> _AUSGANGSTEXT_
╭──
Internationales kolloquium
Jorge Luis Borges: Translación e Historia



Der argentinische Autor Jorge Luis Borges hat sich von Beginn seines literarischen Schaffens an mit zahlreichen und sehr unterschiedlichen Disziplinen und Gebieten der Literatur und Kultur beschäftigt. Zum Schwerpunkt seines Interesses und seiner Arbeit zählt seine Tätigkeit als Übersetzer von Werken aus dem Englischen, Deutschen und Skandinavischen ins Spanische. Zu dieser Übersetzungs- oder kulturellen Vermittlungsarbeit gehören auch seine unzähligen und kreativen Besprechungen, seine innovativen Lektüren zahlreicher Autoren aus Lateinamerika und Europa, aber auch aus dem jüdischen und moslemischen Kulturraum und eine nie endende Flut von Zitaten, von Autoren und von Werken der Weltliteratur.

Bei der Begegnung mit unterschiedlichen Autoren aus unterschiedlichen Kulturen und Epochen ist Borges zugleich veranlasst, sich mit den jeweiligen kulturellen und historischen Kontexten auseinander zu setzen, wie vor allem seine Beschäftigung mit dem Don Quichotte von Cervantes oder mit Decline and Fall of the Roman Empire von Gibbon zeigt.
╰──
> _BEREITGESTELLTE DATEN_
╭──
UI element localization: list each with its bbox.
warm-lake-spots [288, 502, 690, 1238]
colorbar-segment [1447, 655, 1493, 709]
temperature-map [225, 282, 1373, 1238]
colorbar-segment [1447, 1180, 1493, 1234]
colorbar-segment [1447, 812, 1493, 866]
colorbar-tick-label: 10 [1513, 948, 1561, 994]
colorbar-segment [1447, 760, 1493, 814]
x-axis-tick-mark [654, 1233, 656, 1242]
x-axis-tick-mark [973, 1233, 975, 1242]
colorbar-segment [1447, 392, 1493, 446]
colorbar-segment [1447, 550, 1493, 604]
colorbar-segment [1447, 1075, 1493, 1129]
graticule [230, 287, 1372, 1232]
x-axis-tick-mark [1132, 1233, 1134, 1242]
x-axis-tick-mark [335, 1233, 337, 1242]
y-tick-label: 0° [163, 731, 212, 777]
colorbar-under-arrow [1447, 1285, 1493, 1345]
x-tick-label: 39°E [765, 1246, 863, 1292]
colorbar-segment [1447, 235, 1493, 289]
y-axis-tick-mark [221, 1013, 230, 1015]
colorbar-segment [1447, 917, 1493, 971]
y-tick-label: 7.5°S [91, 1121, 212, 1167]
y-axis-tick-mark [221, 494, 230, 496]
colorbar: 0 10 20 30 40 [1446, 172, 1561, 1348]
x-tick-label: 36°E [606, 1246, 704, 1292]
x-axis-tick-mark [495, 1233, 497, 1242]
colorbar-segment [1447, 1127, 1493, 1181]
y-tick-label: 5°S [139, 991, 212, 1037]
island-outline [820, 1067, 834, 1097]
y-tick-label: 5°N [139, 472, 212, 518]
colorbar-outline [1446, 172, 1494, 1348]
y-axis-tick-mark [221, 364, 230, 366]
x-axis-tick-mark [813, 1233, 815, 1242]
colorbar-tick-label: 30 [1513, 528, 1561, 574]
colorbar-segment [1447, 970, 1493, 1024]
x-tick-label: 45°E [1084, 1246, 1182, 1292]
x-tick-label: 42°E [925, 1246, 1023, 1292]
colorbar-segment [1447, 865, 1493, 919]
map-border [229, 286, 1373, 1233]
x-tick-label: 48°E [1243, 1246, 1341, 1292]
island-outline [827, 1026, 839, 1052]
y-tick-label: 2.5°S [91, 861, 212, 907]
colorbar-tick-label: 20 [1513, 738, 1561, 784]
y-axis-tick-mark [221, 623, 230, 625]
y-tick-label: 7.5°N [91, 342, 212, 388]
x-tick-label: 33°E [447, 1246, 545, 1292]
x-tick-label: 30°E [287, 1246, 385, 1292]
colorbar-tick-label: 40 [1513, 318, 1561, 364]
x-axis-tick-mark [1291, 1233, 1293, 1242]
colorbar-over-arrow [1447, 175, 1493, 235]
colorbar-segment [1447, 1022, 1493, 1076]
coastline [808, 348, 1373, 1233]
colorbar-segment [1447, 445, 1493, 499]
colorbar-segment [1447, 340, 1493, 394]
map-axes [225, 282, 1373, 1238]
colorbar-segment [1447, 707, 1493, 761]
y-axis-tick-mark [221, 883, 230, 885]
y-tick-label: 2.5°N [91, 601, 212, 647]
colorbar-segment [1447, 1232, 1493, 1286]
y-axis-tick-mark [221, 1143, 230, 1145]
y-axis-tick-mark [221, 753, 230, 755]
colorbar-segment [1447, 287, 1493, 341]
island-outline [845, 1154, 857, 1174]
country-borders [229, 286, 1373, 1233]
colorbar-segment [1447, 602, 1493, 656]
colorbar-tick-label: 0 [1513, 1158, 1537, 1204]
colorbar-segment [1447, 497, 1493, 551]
╰──
> _AUFGABENSTELLUNG_
1 > Aus welchen Sprachen hat Borges laut Ausgangstext Werke ins Spanische übersetzt?
2 > Kopiere aus den Zeilen wortgetreu den Abschnitt vom Anfang der Zeilen bis einschließlich der Zeile, die „colorbar-segment [1447, 970, 1493, 1024]“ enthält.
Der Ausgangstext und die Zeilen haben inhaltlich nichts miteinander zu tun.

> _BEARBEITETE AUFGABEN_
1 > Aus dem Englischen, Deutschen und Skandinavischen.

2 >
UI element localization: list each with its bbox.
warm-lake-spots [288, 502, 690, 1238]
colorbar-segment [1447, 655, 1493, 709]
temperature-map [225, 282, 1373, 1238]
colorbar-segment [1447, 1180, 1493, 1234]
colorbar-segment [1447, 812, 1493, 866]
colorbar-tick-label: 10 [1513, 948, 1561, 994]
colorbar-segment [1447, 760, 1493, 814]
x-axis-tick-mark [654, 1233, 656, 1242]
x-axis-tick-mark [973, 1233, 975, 1242]
colorbar-segment [1447, 392, 1493, 446]
colorbar-segment [1447, 550, 1493, 604]
colorbar-segment [1447, 1075, 1493, 1129]
graticule [230, 287, 1372, 1232]
x-axis-tick-mark [1132, 1233, 1134, 1242]
x-axis-tick-mark [335, 1233, 337, 1242]
y-tick-label: 0° [163, 731, 212, 777]
colorbar-under-arrow [1447, 1285, 1493, 1345]
x-tick-label: 39°E [765, 1246, 863, 1292]
colorbar-segment [1447, 235, 1493, 289]
y-axis-tick-mark [221, 1013, 230, 1015]
colorbar-segment [1447, 917, 1493, 971]
y-tick-label: 7.5°S [91, 1121, 212, 1167]
y-axis-tick-mark [221, 494, 230, 496]
colorbar: 0 10 20 30 40 [1446, 172, 1561, 1348]
x-tick-label: 36°E [606, 1246, 704, 1292]
x-axis-tick-mark [495, 1233, 497, 1242]
colorbar-segment [1447, 1127, 1493, 1181]
y-tick-label: 5°S [139, 991, 212, 1037]
island-outline [820, 1067, 834, 1097]
y-tick-label: 5°N [139, 472, 212, 518]
colorbar-outline [1446, 172, 1494, 1348]
y-axis-tick-mark [221, 364, 230, 366]
x-axis-tick-mark [813, 1233, 815, 1242]
colorbar-tick-label: 30 [1513, 528, 1561, 574]
colorbar-segment [1447, 970, 1493, 1024]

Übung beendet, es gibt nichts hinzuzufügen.